Transcribe the listing verbatim. Do not carry over any pictures.
─── Entries provided
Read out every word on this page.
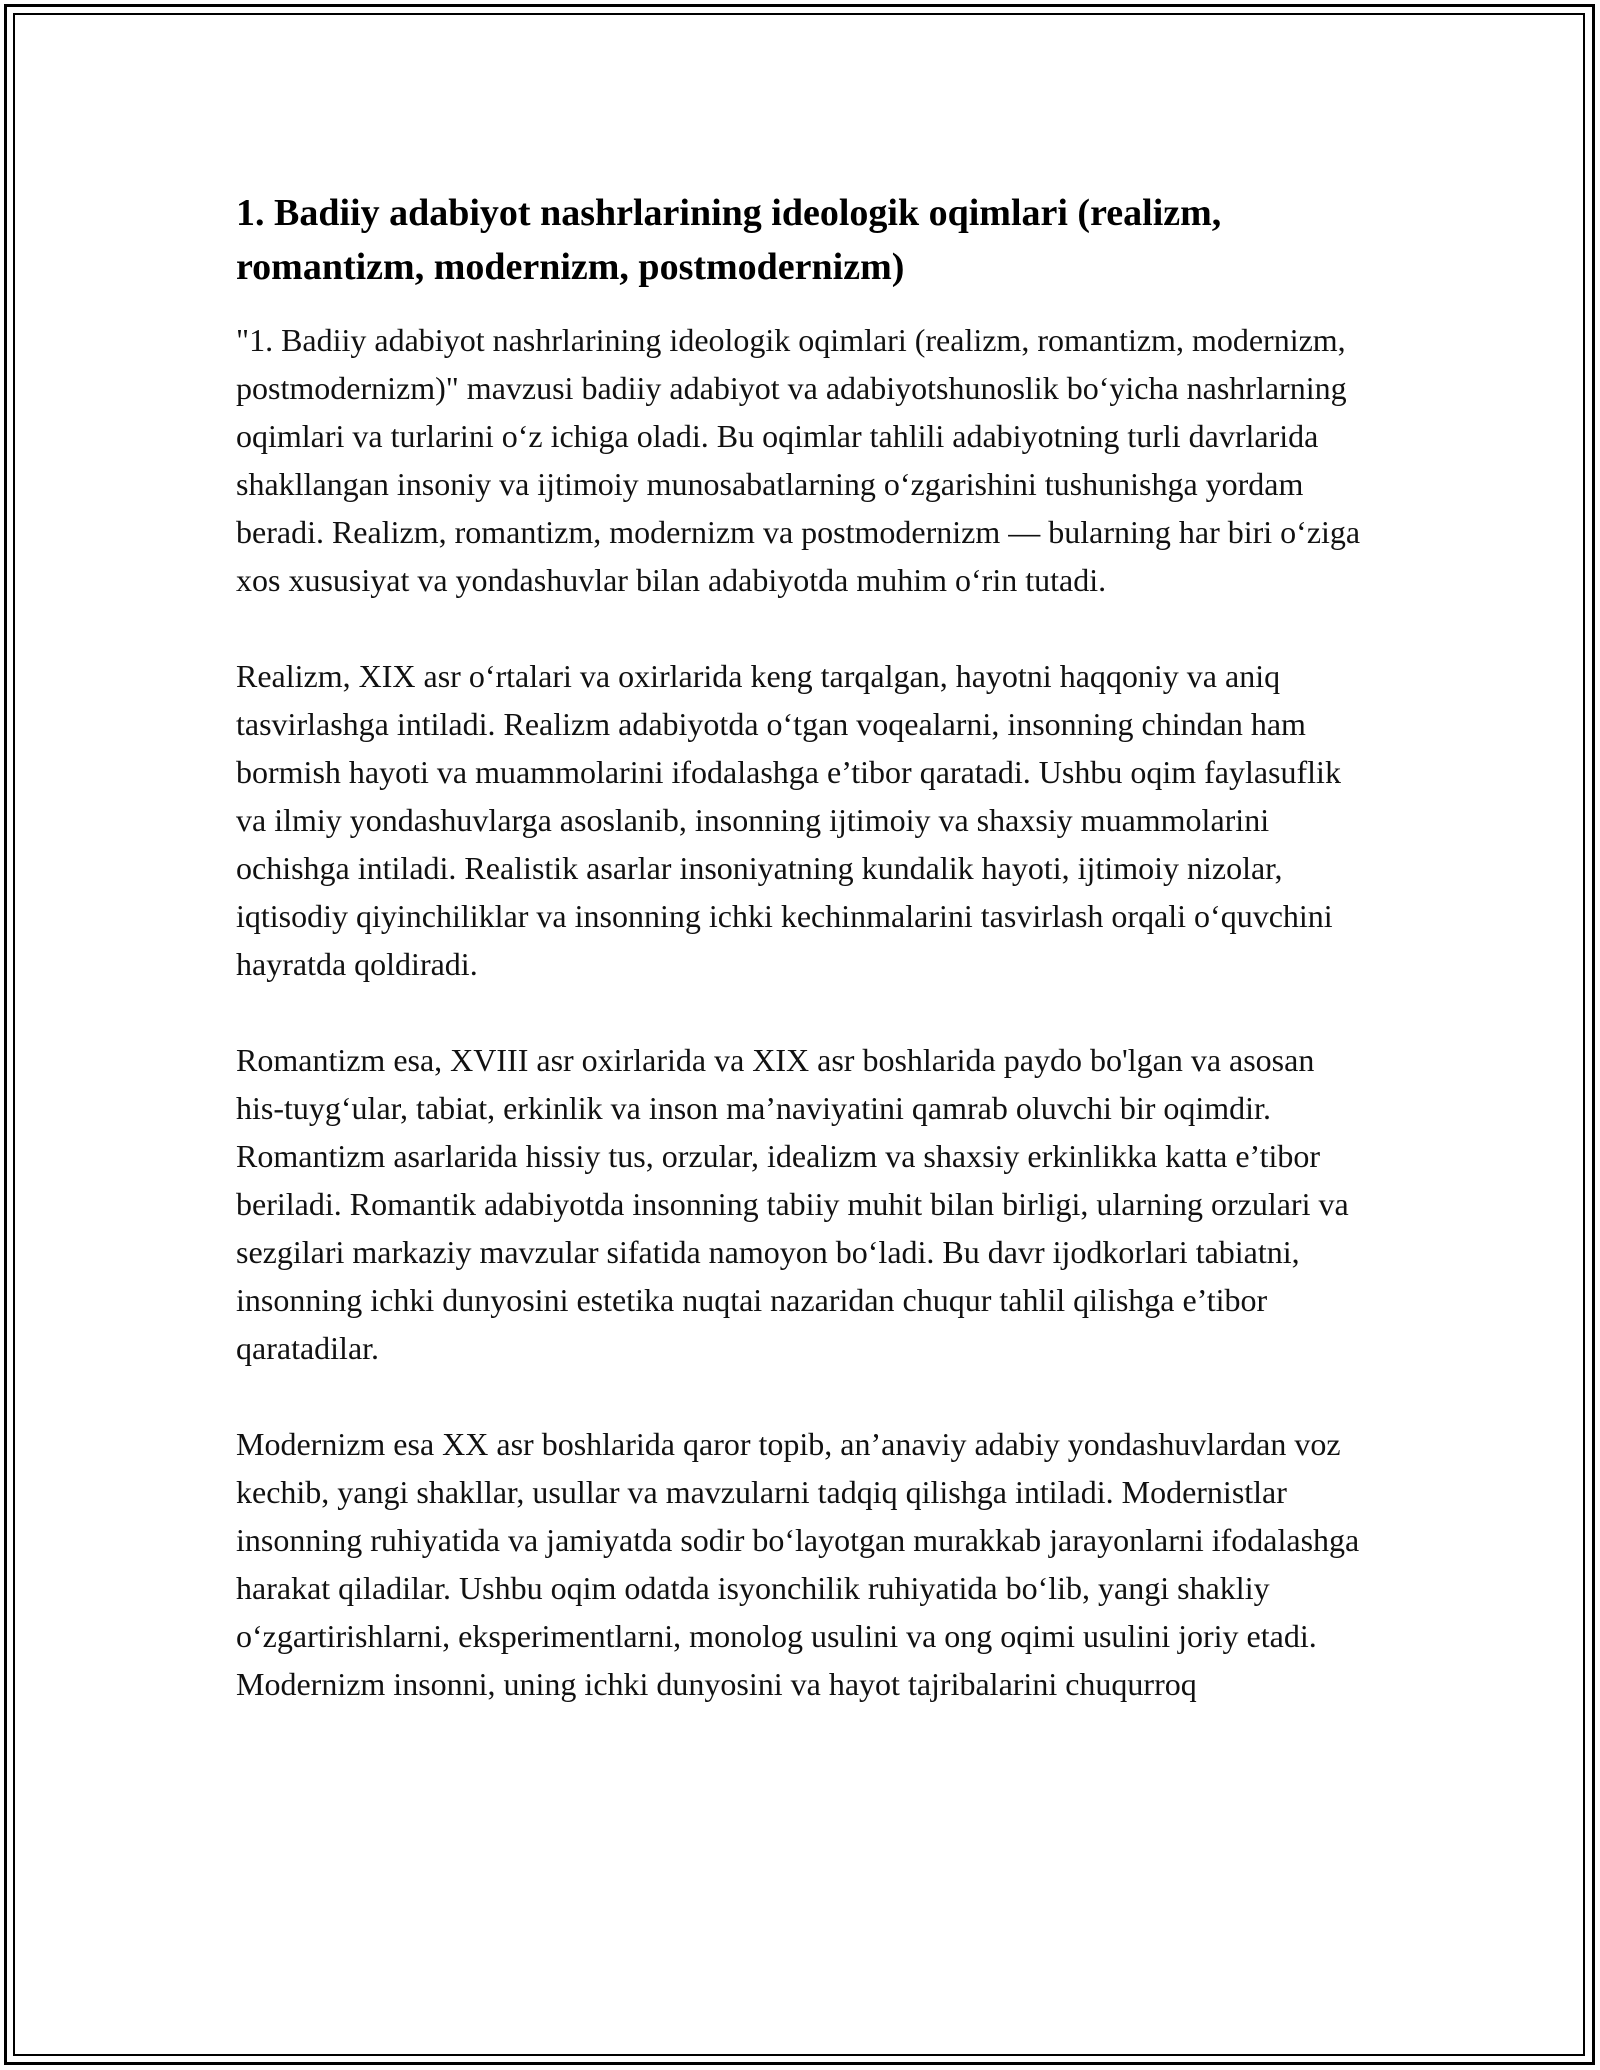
1. Badiiy adabiyot nashrlarining ideologik oqimlari (realizm, romantizm, modernizm, postmodernizm)

"1. Badiiy adabiyot nashrlarining ideologik oqimlari (realizm, romantizm, modernizm, postmodernizm)" mavzusi badiiy adabiyot va adabiyotshunoslik bo‘yicha nashrlarning oqimlari va turlarini o‘z ichiga oladi. Bu oqimlar tahlili adabiyotning turli davrlarida shakllangan insoniy va ijtimoiy munosabatlarning o‘zgarishini tushunishga yordam beradi. Realizm, romantizm, modernizm va postmodernizm — bularning har biri o‘ziga xos xususiyat va yondashuvlar bilan adabiyotda muhim o‘rin tutadi.

Realizm, XIX asr o‘rtalari va oxirlarida keng tarqalgan, hayotni haqqoniy va aniq tasvirlashga intiladi. Realizm adabiyotda o‘tgan voqealarni, insonning chindan ham bormish hayoti va muammolarini ifodalashga e’tibor qaratadi. Ushbu oqim faylasuflik va ilmiy yondashuvlarga asoslanib, insonning ijtimoiy va shaxsiy muammolarini ochishga intiladi. Realistik asarlar insoniyatning kundalik hayoti, ijtimoiy nizolar, iqtisodiy qiyinchiliklar va insonning ichki kechinmalarini tasvirlash orqali o‘quvchini hayratda qoldiradi.

Romantizm esa, XVIII asr oxirlarida va XIX asr boshlarida paydo bo'lgan va asosan his-tuyg‘ular, tabiat, erkinlik va inson ma’naviyatini qamrab oluvchi bir oqimdir. Romantizm asarlarida hissiy tus, orzular, idealizm va shaxsiy erkinlikka katta e’tibor beriladi. Romantik adabiyotda insonning tabiiy muhit bilan birligi, ularning orzulari va sezgilari markaziy mavzular sifatida namoyon bo‘ladi. Bu davr ijodkorlari tabiatni, insonning ichki dunyosini estetika nuqtai nazaridan chuqur tahlil qilishga e’tibor qaratadilar.

Modernizm esa XX asr boshlarida qaror topib, an’anaviy adabiy yondashuvlardan voz kechib, yangi shakllar, usullar va mavzularni tadqiq qilishga intiladi. Modernistlar insonning ruhiyatida va jamiyatda sodir bo‘layotgan murakkab jarayonlarni ifodalashga harakat qiladilar. Ushbu oqim odatda isyonchilik ruhiyatida bo‘lib, yangi shakliy o‘zgartirishlarni, eksperimentlarni, monolog usulini va ong oqimi usulini joriy etadi. Modernizm insonni, uning ichki dunyosini va hayot tajribalarini chuqurroq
──────
Task output
Read out every word on this page.
1. Badiiy adabiyot nashrlarining ideologik oqimlari (realizm, romantizm, modernizm, postmodernizm)

"1. Badiiy adabiyot nashrlarining ideologik oqimlari (realizm, romantizm, modernizm, postmodernizm)" mavzusi badiiy adabiyot va adabiyotshunoslik bo‘yicha nashrlarning oqimlari va turlarini o‘z ichiga oladi. Bu oqimlar tahlili adabiyotning turli davrlarida shakllangan insoniy va ijtimoiy munosabatlarning o‘zgarishini tushunishga yordam beradi. Realizm, romantizm, modernizm va postmodernizm — bularning har biri o‘ziga xos xususiyat va yondashuvlar bilan adabiyotda muhim o‘rin tutadi.

Realizm, XIX asr o‘rtalari va oxirlarida keng tarqalgan, hayotni haqqoniy va aniq tasvirlashga intiladi. Realizm adabiyotda o‘tgan voqealarni, insonning chindan ham bormish hayoti va muammolarini ifodalashga e’tibor qaratadi. Ushbu oqim faylasuflik va ilmiy yondashuvlarga asoslanib, insonning ijtimoiy va shaxsiy muammolarini ochishga intiladi. Realistik asarlar insoniyatning kundalik hayoti, ijtimoiy nizolar, iqtisodiy qiyinchiliklar va insonning ichki kechinmalarini tasvirlash orqali o‘quvchini hayratda qoldiradi.

Romantizm esa, XVIII asr oxirlarida va XIX asr boshlarida paydo bo'lgan va asosan his-tuyg‘ular, tabiat, erkinlik va inson ma’naviyatini qamrab oluvchi bir oqimdir. Romantizm asarlarida hissiy tus, orzular, idealizm va shaxsiy erkinlikka katta e’tibor beriladi. Romantik adabiyotda insonning tabiiy muhit bilan birligi, ularning orzulari va sezgilari markaziy mavzular sifatida namoyon bo‘ladi. Bu davr ijodkorlari tabiatni, insonning ichki dunyosini estetika nuqtai nazaridan chuqur tahlil qilishga e’tibor qaratadilar.

Modernizm esa XX asr boshlarida qaror topib, an’anaviy adabiy yondashuvlardan voz kechib, yangi shakllar, usullar va mavzularni tadqiq qilishga intiladi. Modernistlar insonning ruhiyatida va jamiyatda sodir bo‘layotgan murakkab jarayonlarni ifodalashga harakat qiladilar. Ushbu oqim odatda isyonchilik ruhiyatida bo‘lib, yangi shakliy o‘zgartirishlarni, eksperimentlarni, monolog usulini va ong oqimi usulini joriy etadi. Modernizm insonni, uning ichki dunyosini va hayot tajribalarini chuqurroq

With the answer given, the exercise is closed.